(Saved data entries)
※

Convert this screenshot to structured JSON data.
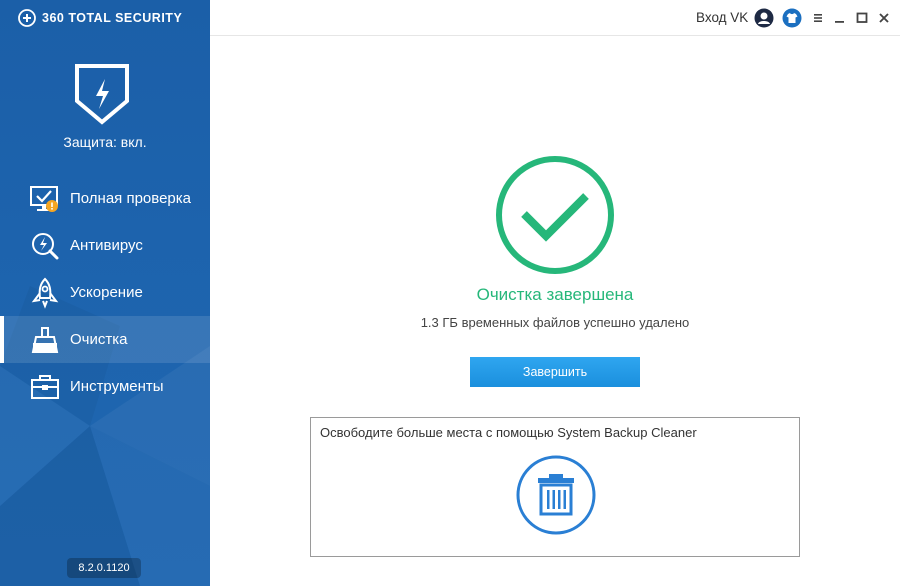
{
  "brand": {
    "name": "360 TOTAL SECURITY"
  },
  "sidebar": {
    "protection_label": "Защита: вкл.",
    "items": [
      {
        "label": "Полная проверка",
        "icon": "monitor-check-icon",
        "active": false
      },
      {
        "label": "Антивирус",
        "icon": "antivirus-search-icon",
        "active": false
      },
      {
        "label": "Ускорение",
        "icon": "rocket-icon",
        "active": false
      },
      {
        "label": "Очистка",
        "icon": "broom-icon",
        "active": true
      },
      {
        "label": "Инструменты",
        "icon": "toolbox-icon",
        "active": false
      }
    ],
    "version": "8.2.0.1120"
  },
  "titlebar": {
    "login_label": "Вход VK"
  },
  "main": {
    "status_title": "Очистка завершена",
    "status_subtitle": "1.3 ГБ временных файлов успешно удалено",
    "finish_label": "Завершить",
    "promo_text": "Освободите больше места с помощью System Backup Cleaner"
  },
  "colors": {
    "sidebar_blue": "#1d63ad",
    "success_green": "#26b77a",
    "button_blue": "#1b8fdd",
    "warning_orange": "#f5a623"
  }
}
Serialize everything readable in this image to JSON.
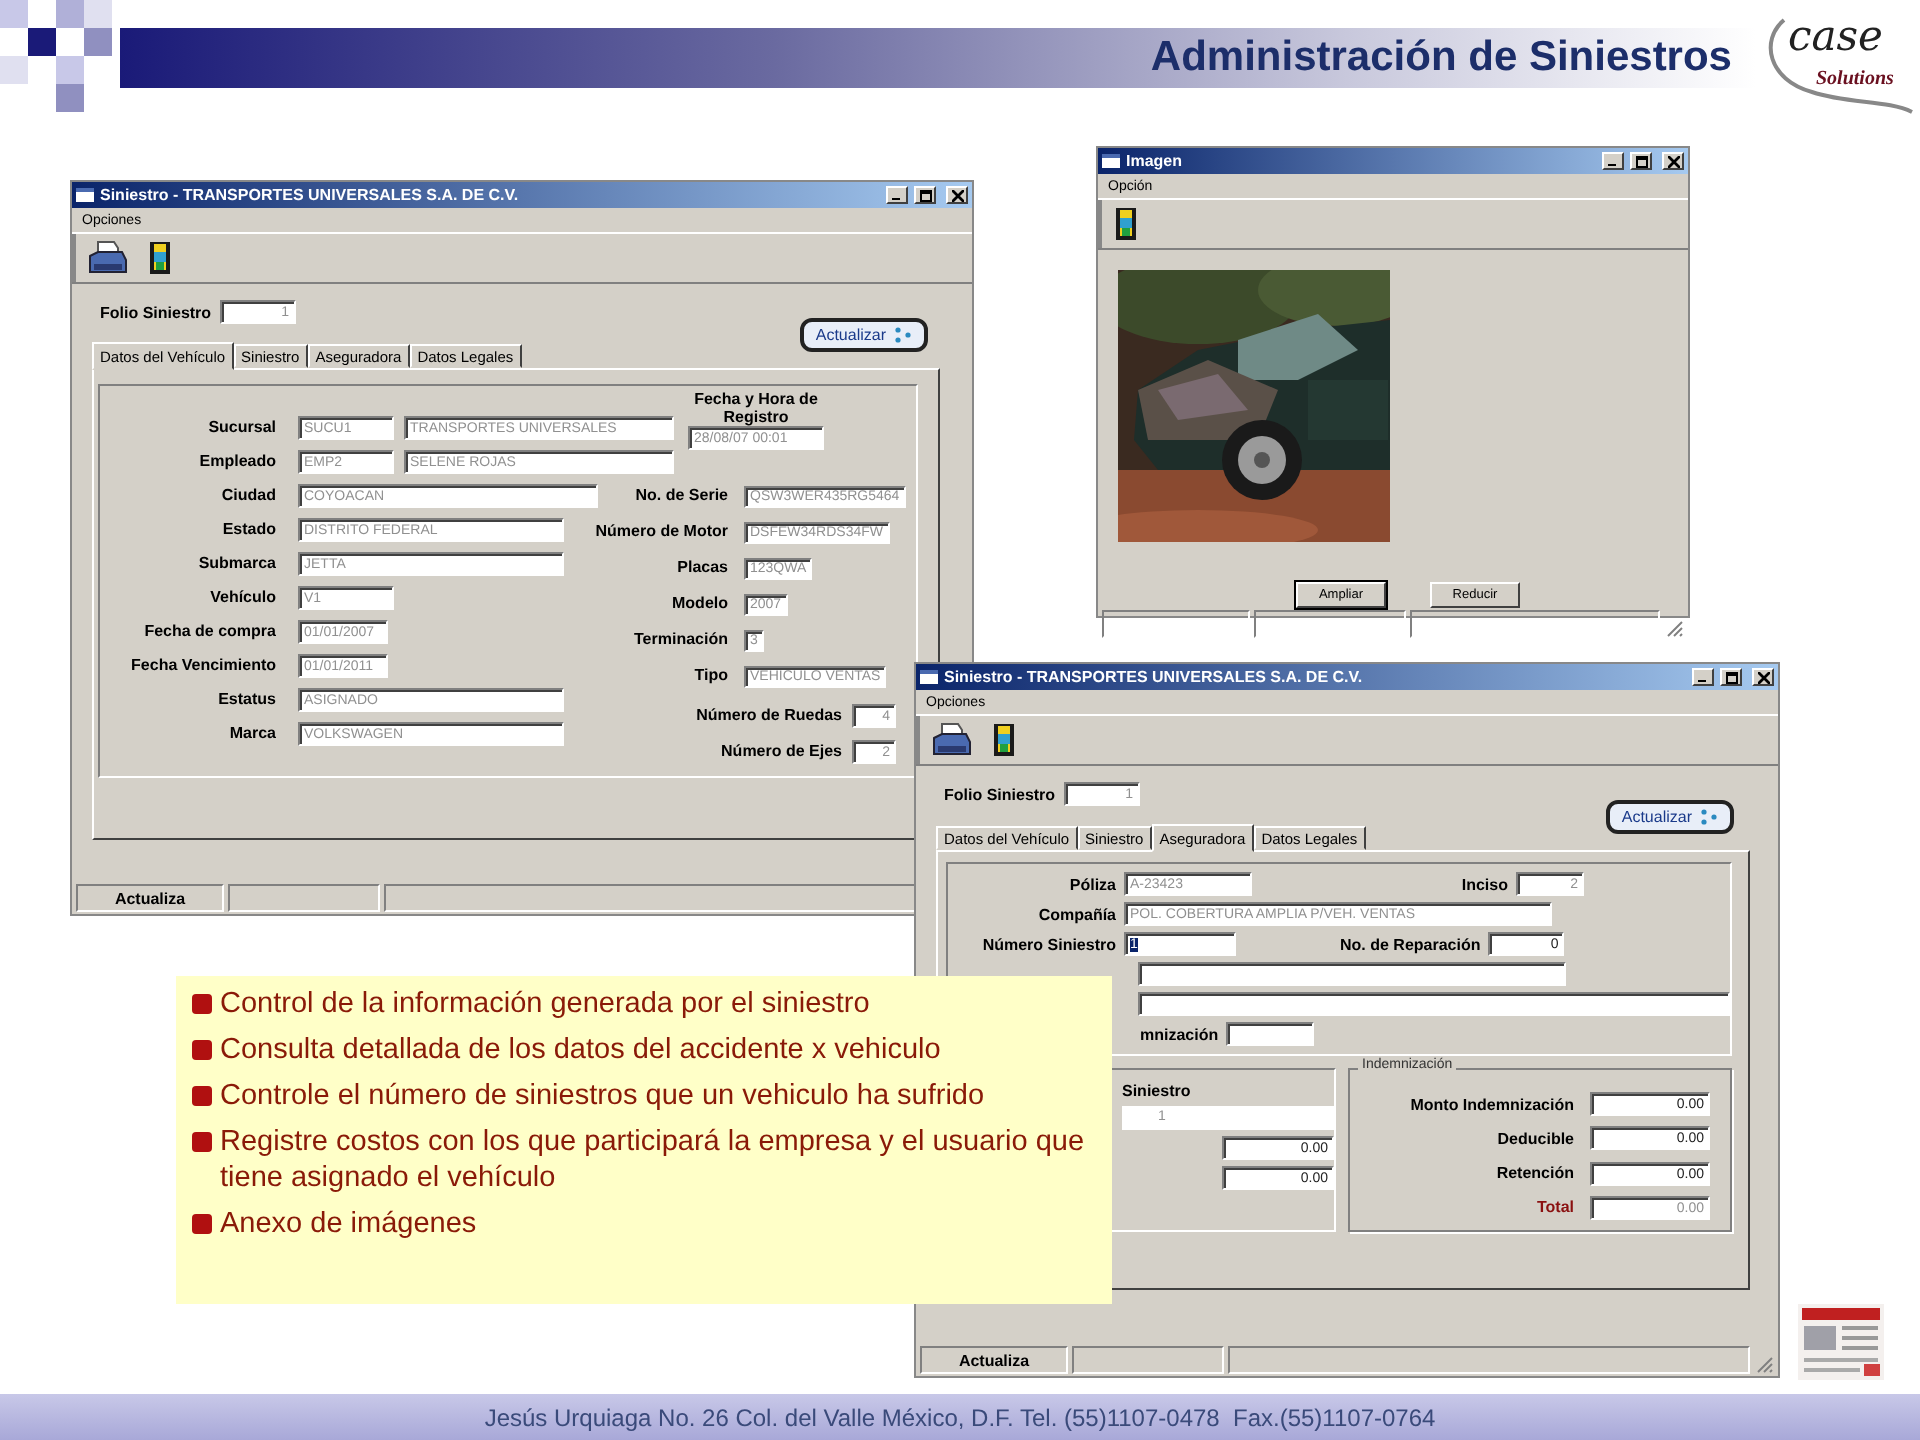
{
  "header": {
    "title": "Administración de Siniestros",
    "logo_word": "case",
    "logo_tagline": "Solutions"
  },
  "vehicle_window": {
    "title": "Siniestro - TRANSPORTES UNIVERSALES S.A. DE C.V.",
    "menu": [
      "Opciones"
    ],
    "folio_label": "Folio Siniestro",
    "folio": "1",
    "action_button": "Actualizar",
    "tabs": [
      {
        "label": "Datos del Vehículo",
        "selected": true
      },
      {
        "label": "Siniestro",
        "selected": false
      },
      {
        "label": "Aseguradora",
        "selected": false
      },
      {
        "label": "Datos Legales",
        "selected": false
      }
    ],
    "left_fields": [
      {
        "label": "Sucursal",
        "values": [
          "SUCU1",
          "TRANSPORTES UNIVERSALES"
        ]
      },
      {
        "label": "Empleado",
        "values": [
          "EMP2",
          "SELENE ROJAS"
        ]
      },
      {
        "label": "Ciudad",
        "values": [
          "COYOACAN"
        ]
      },
      {
        "label": "Estado",
        "values": [
          "DISTRITO FEDERAL"
        ]
      },
      {
        "label": "Submarca",
        "values": [
          "JETTA"
        ]
      },
      {
        "label": "Vehículo",
        "values": [
          "V1"
        ]
      },
      {
        "label": "Fecha de compra",
        "values": [
          "01/01/2007"
        ]
      },
      {
        "label": "Fecha Vencimiento",
        "values": [
          "01/01/2011"
        ]
      },
      {
        "label": "Estatus",
        "values": [
          "ASIGNADO"
        ]
      },
      {
        "label": "Marca",
        "values": [
          "VOLKSWAGEN"
        ]
      }
    ],
    "registration": {
      "label": "Fecha y Hora de Registro",
      "value": "28/08/07 00:01"
    },
    "right_fields": [
      {
        "label": "No. de Serie",
        "value": "QSW3WER435RG5464"
      },
      {
        "label": "Número de Motor",
        "value": "DSFEW34RDS34FW"
      },
      {
        "label": "Placas",
        "value": "123QWA"
      },
      {
        "label": "Modelo",
        "value": "2007"
      },
      {
        "label": "Terminación",
        "value": "3"
      },
      {
        "label": "Tipo",
        "value": "VEHICULO VENTAS"
      }
    ],
    "count_fields": [
      {
        "label": "Número de Ruedas",
        "value": "4"
      },
      {
        "label": "Número de Ejes",
        "value": "2"
      }
    ],
    "status_bar": [
      "Actualiza"
    ]
  },
  "image_window": {
    "title": "Imagen",
    "menu": [
      "Opción"
    ],
    "buttons": [
      "Ampliar",
      "Reducir"
    ]
  },
  "insurance_window": {
    "title": "Siniestro - TRANSPORTES UNIVERSALES S.A. DE C.V.",
    "menu": [
      "Opciones"
    ],
    "folio_label": "Folio Siniestro",
    "folio": "1",
    "action_button": "Actualizar",
    "tabs": [
      {
        "label": "Datos del Vehículo",
        "selected": false
      },
      {
        "label": "Siniestro",
        "selected": false
      },
      {
        "label": "Aseguradora",
        "selected": true
      },
      {
        "label": "Datos Legales",
        "selected": false
      }
    ],
    "poliza": {
      "label": "Póliza",
      "value": "A-23423"
    },
    "inciso": {
      "label": "Inciso",
      "value": "2"
    },
    "compania": {
      "label": "Compañía",
      "value": "POL. COBERTURA AMPLIA P/VEH. VENTAS"
    },
    "numero_siniestro": {
      "label": "Número Siniestro",
      "value": "1"
    },
    "reparacion": {
      "label": "No. de Reparación",
      "value": "0"
    },
    "partial_label": "mnización",
    "claim_column": {
      "header": "Siniestro",
      "value": "1",
      "amounts": [
        "0.00",
        "0.00"
      ]
    },
    "indemnity_group": {
      "title": "Indemnización",
      "rows": [
        {
          "label": "Monto Indemnización",
          "value": "0.00",
          "kind": "amount"
        },
        {
          "label": "Deducible",
          "value": "0.00",
          "kind": "amount"
        },
        {
          "label": "Retención",
          "value": "0.00",
          "kind": "amount"
        },
        {
          "label": "Total",
          "value": "0.00",
          "kind": "total"
        }
      ]
    },
    "status_bar": [
      "Actualiza"
    ]
  },
  "bullets": [
    "Control de la información generada por el siniestro",
    "Consulta detallada de los datos del accidente x vehiculo",
    "Controle el número de siniestros que un vehiculo ha sufrido",
    "Registre costos con los que participará la empresa y el usuario que tiene asignado el vehículo",
    "Anexo de imágenes"
  ],
  "footer": {
    "text": "Jesús Urquiaga No. 26 Col. del Valle México, D.F. Tel. (55)1107-0478  Fax.(55)1107-0764"
  }
}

※

Your goal: The answer must be an exact copy of the records above, with the pictures left out.

Solution to this problem:
Convert this screenshot to structured JSON data.
{
  "brand": {
    "name": "360 TOTAL SECURITY"
  },
  "sidebar": {
    "protection_label": "Защита: вкл.",
    "items": [
      {
        "label": "Полная проверка",
        "icon": "monitor-check-icon",
        "active": false
      },
      {
        "label": "Антивирус",
        "icon": "antivirus-search-icon",
        "active": false
      },
      {
        "label": "Ускорение",
        "icon": "rocket-icon",
        "active": false
      },
      {
        "label": "Очистка",
        "icon": "broom-icon",
        "active": true
      },
      {
        "label": "Инструменты",
        "icon": "toolbox-icon",
        "active": false
      }
    ],
    "version": "8.2.0.1120"
  },
  "titlebar": {
    "login_label": "Вход VK"
  },
  "main": {
    "status_title": "Очистка завершена",
    "status_subtitle": "1.3 ГБ временных файлов успешно удалено",
    "finish_label": "Завершить",
    "promo_text": "Освободите больше места с помощью System Backup Cleaner"
  },
  "colors": {
    "sidebar_blue": "#1d63ad",
    "success_green": "#26b77a",
    "button_blue": "#1b8fdd",
    "warning_orange": "#f5a623"
  }
}
Serialize everything readable in this image to JSON.
{
  "header": {
    "title": "Administración de Siniestros",
    "logo_word": "case",
    "logo_tagline": "Solutions"
  },
  "vehicle_window": {
    "title": "Siniestro - TRANSPORTES UNIVERSALES S.A. DE C.V.",
    "menu": [
      "Opciones"
    ],
    "folio_label": "Folio Siniestro",
    "folio": "1",
    "action_button": "Actualizar",
    "tabs": [
      {
        "label": "Datos del Vehículo",
        "selected": true
      },
      {
        "label": "Siniestro",
        "selected": false
      },
      {
        "label": "Aseguradora",
        "selected": false
      },
      {
        "label": "Datos Legales",
        "selected": false
      }
    ],
    "left_fields": [
      {
        "label": "Sucursal",
        "values": [
          "SUCU1",
          "TRANSPORTES UNIVERSALES"
        ]
      },
      {
        "label": "Empleado",
        "values": [
          "EMP2",
          "SELENE ROJAS"
        ]
      },
      {
        "label": "Ciudad",
        "values": [
          "COYOACAN"
        ]
      },
      {
        "label": "Estado",
        "values": [
          "DISTRITO FEDERAL"
        ]
      },
      {
        "label": "Submarca",
        "values": [
          "JETTA"
        ]
      },
      {
        "label": "Vehículo",
        "values": [
          "V1"
        ]
      },
      {
        "label": "Fecha de compra",
        "values": [
          "01/01/2007"
        ]
      },
      {
        "label": "Fecha Vencimiento",
        "values": [
          "01/01/2011"
        ]
      },
      {
        "label": "Estatus",
        "values": [
          "ASIGNADO"
        ]
      },
      {
        "label": "Marca",
        "values": [
          "VOLKSWAGEN"
        ]
      }
    ],
    "registration": {
      "label": "Fecha y Hora de Registro",
      "value": "28/08/07 00:01"
    },
    "right_fields": [
      {
        "label": "No. de Serie",
        "value": "QSW3WER435RG5464"
      },
      {
        "label": "Número de Motor",
        "value": "DSFEW34RDS34FW"
      },
      {
        "label": "Placas",
        "value": "123QWA"
      },
      {
        "label": "Modelo",
        "value": "2007"
      },
      {
        "label": "Terminación",
        "value": "3"
      },
      {
        "label": "Tipo",
        "value": "VEHICULO VENTAS"
      }
    ],
    "count_fields": [
      {
        "label": "Número de Ruedas",
        "value": "4"
      },
      {
        "label": "Número de Ejes",
        "value": "2"
      }
    ],
    "status_bar": [
      "Actualiza"
    ]
  },
  "image_window": {
    "title": "Imagen",
    "menu": [
      "Opción"
    ],
    "buttons": [
      "Ampliar",
      "Reducir"
    ]
  },
  "insurance_window": {
    "title": "Siniestro - TRANSPORTES UNIVERSALES S.A. DE C.V.",
    "menu": [
      "Opciones"
    ],
    "folio_label": "Folio Siniestro",
    "folio": "1",
    "action_button": "Actualizar",
    "tabs": [
      {
        "label": "Datos del Vehículo",
        "selected": false
      },
      {
        "label": "Siniestro",
        "selected": false
      },
      {
        "label": "Aseguradora",
        "selected": true
      },
      {
        "label": "Datos Legales",
        "selected": false
      }
    ],
    "poliza": {
      "label": "Póliza",
      "value": "A-23423"
    },
    "inciso": {
      "label": "Inciso",
      "value": "2"
    },
    "compania": {
      "label": "Compañía",
      "value": "POL. COBERTURA AMPLIA P/VEH. VENTAS"
    },
    "numero_siniestro": {
      "label": "Número Siniestro",
      "value": "1"
    },
    "reparacion": {
      "label": "No. de Reparación",
      "value": "0"
    },
    "partial_label": "mnización",
    "claim_column": {
      "header": "Siniestro",
      "value": "1",
      "amounts": [
        "0.00",
        "0.00"
      ]
    },
    "indemnity_group": {
      "title": "Indemnización",
      "rows": [
        {
          "label": "Monto Indemnización",
          "value": "0.00",
          "kind": "amount"
        },
        {
          "label": "Deducible",
          "value": "0.00",
          "kind": "amount"
        },
        {
          "label": "Retención",
          "value": "0.00",
          "kind": "amount"
        },
        {
          "label": "Total",
          "value": "0.00",
          "kind": "total"
        }
      ]
    },
    "status_bar": [
      "Actualiza"
    ]
  },
  "bullets": [
    "Control de la información generada por el siniestro",
    "Consulta detallada de los datos del accidente x vehiculo",
    "Controle el número de siniestros que un vehiculo ha sufrido",
    "Registre costos con los que participará la empresa y el usuario que tiene asignado el vehículo",
    "Anexo de imágenes"
  ],
  "footer": {
    "text": "Jesús Urquiaga No. 26 Col. del Valle México, D.F. Tel. (55)1107-0478  Fax.(55)1107-0764"
  }
}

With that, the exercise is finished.